If a line in the entries below holds the string "bilateral", copy it.

◆ **Dataset entries**:
—————

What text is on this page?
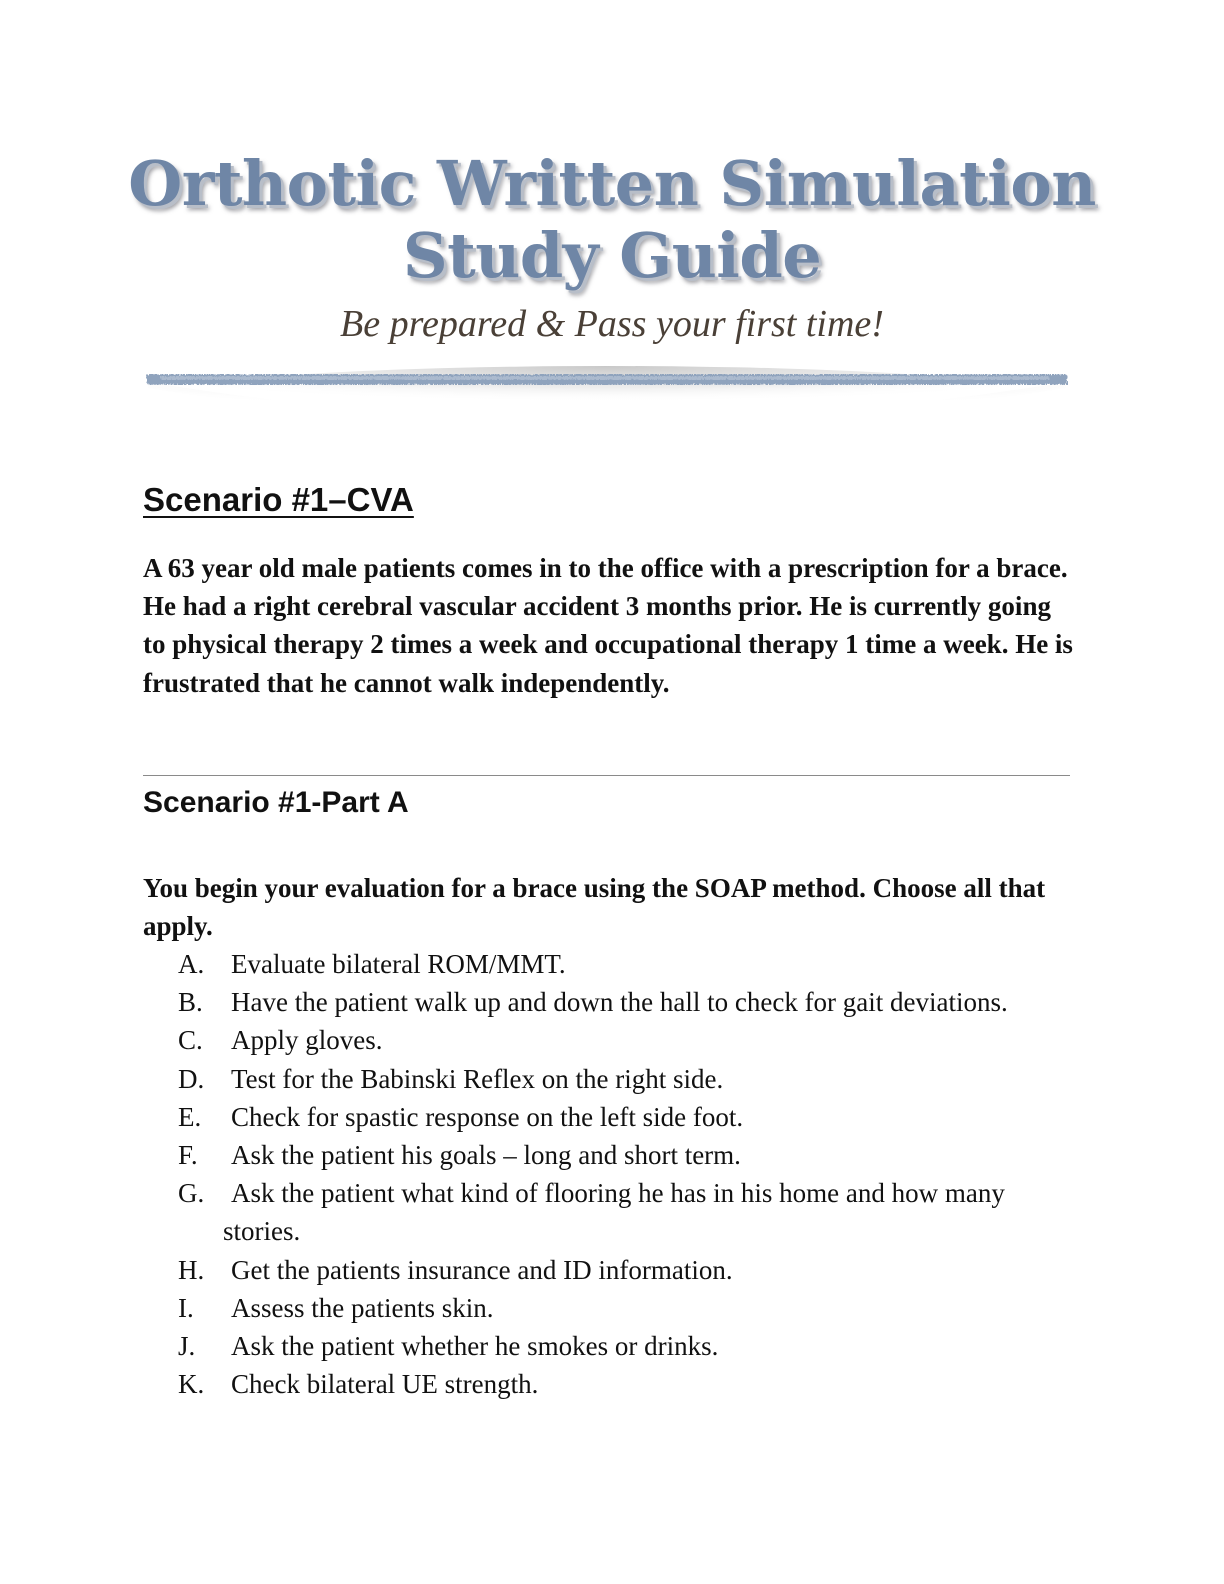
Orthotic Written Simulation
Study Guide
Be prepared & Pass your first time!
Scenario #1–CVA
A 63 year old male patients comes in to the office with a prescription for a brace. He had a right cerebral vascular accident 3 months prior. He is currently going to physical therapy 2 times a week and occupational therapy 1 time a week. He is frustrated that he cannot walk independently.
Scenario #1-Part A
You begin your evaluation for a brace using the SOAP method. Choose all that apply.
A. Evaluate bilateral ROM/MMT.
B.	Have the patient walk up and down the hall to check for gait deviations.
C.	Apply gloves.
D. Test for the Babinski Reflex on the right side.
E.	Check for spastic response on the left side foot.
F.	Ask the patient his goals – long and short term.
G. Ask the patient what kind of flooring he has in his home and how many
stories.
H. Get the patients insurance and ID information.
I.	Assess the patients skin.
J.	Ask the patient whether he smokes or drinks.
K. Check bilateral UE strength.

—————

◆ **Your response**:
A. Evaluate bilateral ROM/MMT.
K. Check bilateral UE strength.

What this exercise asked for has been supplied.